• _Work instructions_:
Every line below must be reproduced exactly. Copy them all.

[Records from a dataset]

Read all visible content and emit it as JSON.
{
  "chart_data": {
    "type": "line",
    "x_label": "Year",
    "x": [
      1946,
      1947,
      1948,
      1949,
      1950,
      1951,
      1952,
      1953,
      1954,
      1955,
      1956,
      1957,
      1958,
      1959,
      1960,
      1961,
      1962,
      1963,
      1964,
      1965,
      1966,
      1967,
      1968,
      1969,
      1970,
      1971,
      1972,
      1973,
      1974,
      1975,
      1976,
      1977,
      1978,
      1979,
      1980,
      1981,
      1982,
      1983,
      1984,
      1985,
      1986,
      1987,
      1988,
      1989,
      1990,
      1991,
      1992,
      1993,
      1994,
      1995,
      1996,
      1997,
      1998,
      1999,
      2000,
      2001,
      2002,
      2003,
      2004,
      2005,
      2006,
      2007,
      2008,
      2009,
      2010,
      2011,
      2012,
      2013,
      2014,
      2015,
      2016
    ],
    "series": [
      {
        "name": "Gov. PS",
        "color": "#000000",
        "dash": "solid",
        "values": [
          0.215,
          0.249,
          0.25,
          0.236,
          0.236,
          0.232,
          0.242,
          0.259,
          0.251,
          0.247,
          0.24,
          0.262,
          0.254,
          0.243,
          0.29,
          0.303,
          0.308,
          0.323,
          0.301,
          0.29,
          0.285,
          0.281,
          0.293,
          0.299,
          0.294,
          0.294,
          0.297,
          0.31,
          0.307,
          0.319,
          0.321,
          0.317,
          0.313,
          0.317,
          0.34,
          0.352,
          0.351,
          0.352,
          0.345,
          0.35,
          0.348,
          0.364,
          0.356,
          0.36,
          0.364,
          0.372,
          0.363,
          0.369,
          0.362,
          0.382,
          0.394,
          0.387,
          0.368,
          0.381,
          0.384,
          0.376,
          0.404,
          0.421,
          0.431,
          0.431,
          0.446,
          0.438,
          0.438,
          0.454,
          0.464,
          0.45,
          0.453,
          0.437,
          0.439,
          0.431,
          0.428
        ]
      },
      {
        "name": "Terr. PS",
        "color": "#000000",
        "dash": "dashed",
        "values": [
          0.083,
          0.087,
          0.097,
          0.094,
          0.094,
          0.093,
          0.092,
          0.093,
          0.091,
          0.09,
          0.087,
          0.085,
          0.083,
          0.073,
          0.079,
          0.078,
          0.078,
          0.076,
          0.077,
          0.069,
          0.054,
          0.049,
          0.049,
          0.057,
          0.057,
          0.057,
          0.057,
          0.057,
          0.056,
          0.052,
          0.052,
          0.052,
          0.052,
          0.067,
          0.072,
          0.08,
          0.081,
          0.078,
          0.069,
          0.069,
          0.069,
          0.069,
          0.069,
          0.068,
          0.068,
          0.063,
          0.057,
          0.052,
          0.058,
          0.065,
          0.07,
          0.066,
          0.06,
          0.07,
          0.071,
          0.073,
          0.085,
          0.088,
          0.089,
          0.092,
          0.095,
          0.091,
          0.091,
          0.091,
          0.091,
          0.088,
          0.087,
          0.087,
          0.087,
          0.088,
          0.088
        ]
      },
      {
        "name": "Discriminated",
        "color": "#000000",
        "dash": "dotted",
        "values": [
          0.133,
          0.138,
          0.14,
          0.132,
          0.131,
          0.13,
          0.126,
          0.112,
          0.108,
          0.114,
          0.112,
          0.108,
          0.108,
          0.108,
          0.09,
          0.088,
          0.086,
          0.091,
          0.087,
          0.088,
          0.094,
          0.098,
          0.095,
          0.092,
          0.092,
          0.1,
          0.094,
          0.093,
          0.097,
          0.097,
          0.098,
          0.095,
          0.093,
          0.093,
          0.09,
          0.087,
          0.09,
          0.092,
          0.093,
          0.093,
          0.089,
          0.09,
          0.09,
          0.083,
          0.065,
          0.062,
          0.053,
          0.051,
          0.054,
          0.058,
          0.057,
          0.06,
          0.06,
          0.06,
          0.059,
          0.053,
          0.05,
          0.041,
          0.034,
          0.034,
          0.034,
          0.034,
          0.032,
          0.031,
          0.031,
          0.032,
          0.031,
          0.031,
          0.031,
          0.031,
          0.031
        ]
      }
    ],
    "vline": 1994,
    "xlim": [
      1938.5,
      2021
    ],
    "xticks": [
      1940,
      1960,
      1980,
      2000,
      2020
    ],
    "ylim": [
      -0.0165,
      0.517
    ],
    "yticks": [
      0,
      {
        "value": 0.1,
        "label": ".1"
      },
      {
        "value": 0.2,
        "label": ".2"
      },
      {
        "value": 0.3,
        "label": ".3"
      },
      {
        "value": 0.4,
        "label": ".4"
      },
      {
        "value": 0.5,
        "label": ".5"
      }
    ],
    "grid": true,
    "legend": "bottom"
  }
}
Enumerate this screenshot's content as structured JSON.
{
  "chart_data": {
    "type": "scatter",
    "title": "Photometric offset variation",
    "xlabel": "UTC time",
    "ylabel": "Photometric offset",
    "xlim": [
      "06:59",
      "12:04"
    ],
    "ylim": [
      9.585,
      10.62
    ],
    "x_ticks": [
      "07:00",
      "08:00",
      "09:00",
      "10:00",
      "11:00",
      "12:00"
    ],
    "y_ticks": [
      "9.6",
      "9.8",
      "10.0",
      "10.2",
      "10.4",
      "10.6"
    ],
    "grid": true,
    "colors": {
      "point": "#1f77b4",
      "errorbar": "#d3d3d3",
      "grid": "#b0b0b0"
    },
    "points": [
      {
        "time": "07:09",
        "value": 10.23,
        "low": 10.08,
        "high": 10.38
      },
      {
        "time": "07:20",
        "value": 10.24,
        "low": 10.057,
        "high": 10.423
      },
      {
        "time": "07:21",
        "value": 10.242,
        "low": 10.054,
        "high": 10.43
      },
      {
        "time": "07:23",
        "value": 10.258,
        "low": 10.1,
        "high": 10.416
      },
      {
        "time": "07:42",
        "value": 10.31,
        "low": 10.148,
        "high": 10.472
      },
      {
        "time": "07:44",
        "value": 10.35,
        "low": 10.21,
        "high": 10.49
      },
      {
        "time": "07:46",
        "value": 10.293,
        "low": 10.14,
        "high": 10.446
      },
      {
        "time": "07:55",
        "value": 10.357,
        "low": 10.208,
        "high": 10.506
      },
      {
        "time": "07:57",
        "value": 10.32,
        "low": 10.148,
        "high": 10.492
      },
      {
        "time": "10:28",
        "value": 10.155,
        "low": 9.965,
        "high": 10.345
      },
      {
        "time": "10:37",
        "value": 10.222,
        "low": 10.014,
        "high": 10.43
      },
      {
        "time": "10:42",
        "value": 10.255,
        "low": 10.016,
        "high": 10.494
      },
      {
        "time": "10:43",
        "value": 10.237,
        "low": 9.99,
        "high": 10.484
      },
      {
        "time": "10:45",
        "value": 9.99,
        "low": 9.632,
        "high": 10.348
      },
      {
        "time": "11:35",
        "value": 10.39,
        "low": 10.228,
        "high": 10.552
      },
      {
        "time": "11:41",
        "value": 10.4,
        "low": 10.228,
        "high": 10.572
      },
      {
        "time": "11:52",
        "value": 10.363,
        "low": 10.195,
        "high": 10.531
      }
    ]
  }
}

• _In response_:
Read all visible content and emit it as JSON.
{
  "chart_data": {
    "type": "line",
    "x_label": "Year",
    "x": [
      1946,
      1947,
      1948,
      1949,
      1950,
      1951,
      1952,
      1953,
      1954,
      1955,
      1956,
      1957,
      1958,
      1959,
      1960,
      1961,
      1962,
      1963,
      1964,
      1965,
      1966,
      1967,
      1968,
      1969,
      1970,
      1971,
      1972,
      1973,
      1974,
      1975,
      1976,
      1977,
      1978,
      1979,
      1980,
      1981,
      1982,
      1983,
      1984,
      1985,
      1986,
      1987,
      1988,
      1989,
      1990,
      1991,
      1992,
      1993,
      1994,
      1995,
      1996,
      1997,
      1998,
      1999,
      2000,
      2001,
      2002,
      2003,
      2004,
      2005,
      2006,
      2007,
      2008,
      2009,
      2010,
      2011,
      2012,
      2013,
      2014,
      2015,
      2016
    ],
    "series": [
      {
        "name": "Gov. PS",
        "color": "#000000",
        "dash": "solid",
        "values": [
          0.215,
          0.249,
          0.25,
          0.236,
          0.236,
          0.232,
          0.242,
          0.259,
          0.251,
          0.247,
          0.24,
          0.262,
          0.254,
          0.243,
          0.29,
          0.303,
          0.308,
          0.323,
          0.301,
          0.29,
          0.285,
          0.281,
          0.293,
          0.299,
          0.294,
          0.294,
          0.297,
          0.31,
          0.307,
          0.319,
          0.321,
          0.317,
          0.313,
          0.317,
          0.34,
          0.352,
          0.351,
          0.352,
          0.345,
          0.35,
          0.348,
          0.364,
          0.356,
          0.36,
          0.364,
          0.372,
          0.363,
          0.369,
          0.362,
          0.382,
          0.394,
          0.387,
          0.368,
          0.381,
          0.384,
          0.376,
          0.404,
          0.421,
          0.431,
          0.431,
          0.446,
          0.438,
          0.438,
          0.454,
          0.464,
          0.45,
          0.453,
          0.437,
          0.439,
          0.431,
          0.428
        ]
      },
      {
        "name": "Terr. PS",
        "color": "#000000",
        "dash": "dashed",
        "values": [
          0.083,
          0.087,
          0.097,
          0.094,
          0.094,
          0.093,
          0.092,
          0.093,
          0.091,
          0.09,
          0.087,
          0.085,
          0.083,
          0.073,
          0.079,
          0.078,
          0.078,
          0.076,
          0.077,
          0.069,
          0.054,
          0.049,
          0.049,
          0.057,
          0.057,
          0.057,
          0.057,
          0.057,
          0.056,
          0.052,
          0.052,
          0.052,
          0.052,
          0.067,
          0.072,
          0.08,
          0.081,
          0.078,
          0.069,
          0.069,
          0.069,
          0.069,
          0.069,
          0.068,
          0.068,
          0.063,
          0.057,
          0.052,
          0.058,
          0.065,
          0.07,
          0.066,
          0.06,
          0.07,
          0.071,
          0.073,
          0.085,
          0.088,
          0.089,
          0.092,
          0.095,
          0.091,
          0.091,
          0.091,
          0.091,
          0.088,
          0.087,
          0.087,
          0.087,
          0.088,
          0.088
        ]
      },
      {
        "name": "Discriminated",
        "color": "#000000",
        "dash": "dotted",
        "values": [
          0.133,
          0.138,
          0.14,
          0.132,
          0.131,
          0.13,
          0.126,
          0.112,
          0.108,
          0.114,
          0.112,
          0.108,
          0.108,
          0.108,
          0.09,
          0.088,
          0.086,
          0.091,
          0.087,
          0.088,
          0.094,
          0.098,
          0.095,
          0.092,
          0.092,
          0.1,
          0.094,
          0.093,
          0.097,
          0.097,
          0.098,
          0.095,
          0.093,
          0.093,
          0.09,
          0.087,
          0.09,
          0.092,
          0.093,
          0.093,
          0.089,
          0.09,
          0.09,
          0.083,
          0.065,
          0.062,
          0.053,
          0.051,
          0.054,
          0.058,
          0.057,
          0.06,
          0.06,
          0.06,
          0.059,
          0.053,
          0.05,
          0.041,
          0.034,
          0.034,
          0.034,
          0.034,
          0.032,
          0.031,
          0.031,
          0.032,
          0.031,
          0.031,
          0.031,
          0.031,
          0.031
        ]
      }
    ],
    "vline": 1994,
    "xlim": [
      1938.5,
      2021
    ],
    "xticks": [
      1940,
      1960,
      1980,
      2000,
      2020
    ],
    "ylim": [
      -0.0165,
      0.517
    ],
    "yticks": [
      0,
      {
        "value": 0.1,
        "label": ".1"
      },
      {
        "value": 0.2,
        "label": ".2"
      },
      {
        "value": 0.3,
        "label": ".3"
      },
      {
        "value": 0.4,
        "label": ".4"
      },
      {
        "value": 0.5,
        "label": ".5"
      }
    ],
    "grid": true,
    "legend": "bottom"
  }
}
Enumerate this screenshot's content as structured JSON.
{
  "chart_data": {
    "type": "scatter",
    "title": "Photometric offset variation",
    "xlabel": "UTC time",
    "ylabel": "Photometric offset",
    "xlim": [
      "06:59",
      "12:04"
    ],
    "ylim": [
      9.585,
      10.62
    ],
    "x_ticks": [
      "07:00",
      "08:00",
      "09:00",
      "10:00",
      "11:00",
      "12:00"
    ],
    "y_ticks": [
      "9.6",
      "9.8",
      "10.0",
      "10.2",
      "10.4",
      "10.6"
    ],
    "grid": true,
    "colors": {
      "point": "#1f77b4",
      "errorbar": "#d3d3d3",
      "grid": "#b0b0b0"
    },
    "points": [
      {
        "time": "07:09",
        "value": 10.23,
        "low": 10.08,
        "high": 10.38
      },
      {
        "time": "07:20",
        "value": 10.24,
        "low": 10.057,
        "high": 10.423
      },
      {
        "time": "07:21",
        "value": 10.242,
        "low": 10.054,
        "high": 10.43
      },
      {
        "time": "07:23",
        "value": 10.258,
        "low": 10.1,
        "high": 10.416
      },
      {
        "time": "07:42",
        "value": 10.31,
        "low": 10.148,
        "high": 10.472
      },
      {
        "time": "07:44",
        "value": 10.35,
        "low": 10.21,
        "high": 10.49
      },
      {
        "time": "07:46",
        "value": 10.293,
        "low": 10.14,
        "high": 10.446
      },
      {
        "time": "07:55",
        "value": 10.357,
        "low": 10.208,
        "high": 10.506
      },
      {
        "time": "07:57",
        "value": 10.32,
        "low": 10.148,
        "high": 10.492
      },
      {
        "time": "10:28",
        "value": 10.155,
        "low": 9.965,
        "high": 10.345
      },
      {
        "time": "10:37",
        "value": 10.222,
        "low": 10.014,
        "high": 10.43
      },
      {
        "time": "10:42",
        "value": 10.255,
        "low": 10.016,
        "high": 10.494
      },
      {
        "time": "10:43",
        "value": 10.237,
        "low": 9.99,
        "high": 10.484
      },
      {
        "time": "10:45",
        "value": 9.99,
        "low": 9.632,
        "high": 10.348
      },
      {
        "time": "11:35",
        "value": 10.39,
        "low": 10.228,
        "high": 10.552
      },
      {
        "time": "11:41",
        "value": 10.4,
        "low": 10.228,
        "high": 10.572
      },
      {
        "time": "11:52",
        "value": 10.363,
        "low": 10.195,
        "high": 10.531
      }
    ]
  }
}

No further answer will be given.